(TASK REQUIREMENTS): Repeat the full listing below verbatim and keep the images out.

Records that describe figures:
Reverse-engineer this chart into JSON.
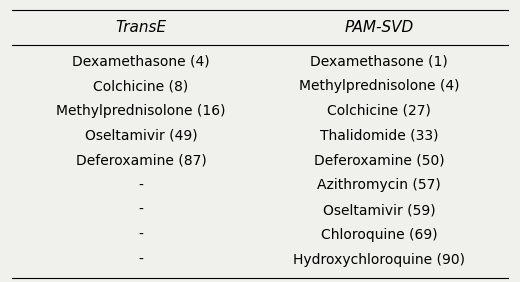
{
  "col1_header": "TransE",
  "col2_header": "PAM-SVD",
  "col1_data": [
    "Dexamethasone (4)",
    "Colchicine (8)",
    "Methylprednisolone (16)",
    "Oseltamivir (49)",
    "Deferoxamine (87)",
    "-",
    "-",
    "-",
    "-"
  ],
  "col2_data": [
    "Dexamethasone (1)",
    "Methylprednisolone (4)",
    "Colchicine (27)",
    "Thalidomide (33)",
    "Deferoxamine (50)",
    "Azithromycin (57)",
    "Oseltamivir (59)",
    "Chloroquine (69)",
    "Hydroxychloroquine (90)"
  ],
  "bg_color": "#f0f0ec",
  "text_color": "#000000",
  "header_fontsize": 11,
  "data_fontsize": 10
}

(RESULT FOR THIS EXERCISE):
Reverse-engineer this chart into JSON.
{
  "col1_header": "TransE",
  "col2_header": "PAM-SVD",
  "col1_data": [
    "Dexamethasone (4)",
    "Colchicine (8)",
    "Methylprednisolone (16)",
    "Oseltamivir (49)",
    "Deferoxamine (87)",
    "-",
    "-",
    "-",
    "-"
  ],
  "col2_data": [
    "Dexamethasone (1)",
    "Methylprednisolone (4)",
    "Colchicine (27)",
    "Thalidomide (33)",
    "Deferoxamine (50)",
    "Azithromycin (57)",
    "Oseltamivir (59)",
    "Chloroquine (69)",
    "Hydroxychloroquine (90)"
  ],
  "bg_color": "#f0f0ec",
  "text_color": "#000000",
  "header_fontsize": 11,
  "data_fontsize": 10
}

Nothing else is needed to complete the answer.